▸ WHAT THE TASK REQUIRES:
Keep only the lines of the data below that contain "looking", and copy them.

◆ ◆ ◆

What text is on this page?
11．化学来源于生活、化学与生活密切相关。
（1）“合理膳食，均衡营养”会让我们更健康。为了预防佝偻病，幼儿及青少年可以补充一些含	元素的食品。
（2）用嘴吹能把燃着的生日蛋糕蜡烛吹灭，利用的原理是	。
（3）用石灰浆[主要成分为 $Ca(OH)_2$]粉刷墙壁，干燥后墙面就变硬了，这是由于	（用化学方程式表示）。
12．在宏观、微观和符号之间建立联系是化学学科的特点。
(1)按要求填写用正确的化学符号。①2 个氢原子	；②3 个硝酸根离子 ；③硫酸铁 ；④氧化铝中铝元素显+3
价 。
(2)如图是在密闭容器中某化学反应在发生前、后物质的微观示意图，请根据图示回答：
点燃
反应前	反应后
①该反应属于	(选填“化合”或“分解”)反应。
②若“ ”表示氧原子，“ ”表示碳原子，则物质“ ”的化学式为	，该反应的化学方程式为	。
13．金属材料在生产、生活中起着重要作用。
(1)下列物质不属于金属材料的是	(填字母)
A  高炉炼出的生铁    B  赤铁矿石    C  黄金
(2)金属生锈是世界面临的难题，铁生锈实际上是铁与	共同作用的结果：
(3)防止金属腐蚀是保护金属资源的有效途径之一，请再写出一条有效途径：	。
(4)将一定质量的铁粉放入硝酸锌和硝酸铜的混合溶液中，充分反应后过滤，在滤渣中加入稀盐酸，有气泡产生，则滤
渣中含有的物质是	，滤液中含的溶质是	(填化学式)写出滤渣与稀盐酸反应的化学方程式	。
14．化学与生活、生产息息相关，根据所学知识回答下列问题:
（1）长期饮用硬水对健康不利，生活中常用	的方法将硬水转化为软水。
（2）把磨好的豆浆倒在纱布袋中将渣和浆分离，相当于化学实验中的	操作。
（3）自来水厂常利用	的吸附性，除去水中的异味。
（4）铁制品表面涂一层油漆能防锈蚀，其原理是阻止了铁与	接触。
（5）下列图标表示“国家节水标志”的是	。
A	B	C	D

◆ ◆ ◆

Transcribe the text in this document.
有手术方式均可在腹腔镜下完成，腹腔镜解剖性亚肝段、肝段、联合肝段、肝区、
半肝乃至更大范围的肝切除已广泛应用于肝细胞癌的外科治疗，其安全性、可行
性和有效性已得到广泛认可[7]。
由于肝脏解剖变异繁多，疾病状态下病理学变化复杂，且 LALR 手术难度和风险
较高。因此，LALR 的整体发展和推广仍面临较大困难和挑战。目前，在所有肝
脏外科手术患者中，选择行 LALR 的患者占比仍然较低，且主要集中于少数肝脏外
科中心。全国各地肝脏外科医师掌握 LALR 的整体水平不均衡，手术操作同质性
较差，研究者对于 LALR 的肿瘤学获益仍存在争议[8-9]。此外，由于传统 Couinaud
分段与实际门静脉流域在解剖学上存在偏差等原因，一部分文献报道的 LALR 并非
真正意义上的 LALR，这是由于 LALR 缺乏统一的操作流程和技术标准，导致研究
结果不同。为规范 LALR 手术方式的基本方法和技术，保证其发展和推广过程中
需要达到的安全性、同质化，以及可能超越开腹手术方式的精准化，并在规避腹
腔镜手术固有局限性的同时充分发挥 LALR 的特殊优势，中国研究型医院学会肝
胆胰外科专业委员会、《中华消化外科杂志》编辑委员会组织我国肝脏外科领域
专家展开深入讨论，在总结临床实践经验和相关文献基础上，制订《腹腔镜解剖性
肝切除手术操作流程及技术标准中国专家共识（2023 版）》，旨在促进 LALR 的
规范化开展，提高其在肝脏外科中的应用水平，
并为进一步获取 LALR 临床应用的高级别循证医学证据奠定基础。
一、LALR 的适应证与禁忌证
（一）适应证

◆ ◆ ◆

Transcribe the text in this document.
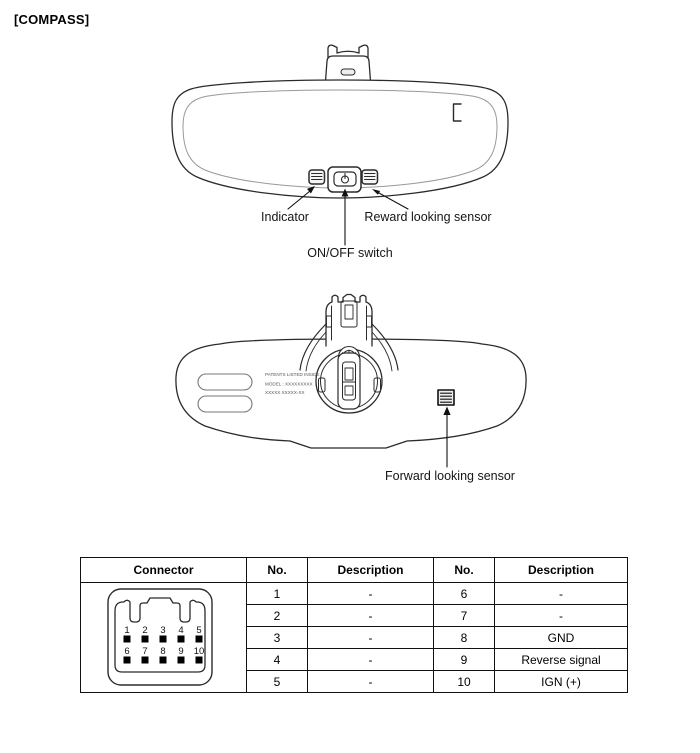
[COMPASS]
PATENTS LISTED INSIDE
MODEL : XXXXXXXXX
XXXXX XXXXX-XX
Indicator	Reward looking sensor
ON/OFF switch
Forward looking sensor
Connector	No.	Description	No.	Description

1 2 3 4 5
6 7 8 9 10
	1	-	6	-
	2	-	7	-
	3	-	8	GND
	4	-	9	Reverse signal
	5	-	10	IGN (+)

◆ ◆ ◆

▸ TASK ANSWER:
Indicator	Reward looking sensor
Forward looking sensor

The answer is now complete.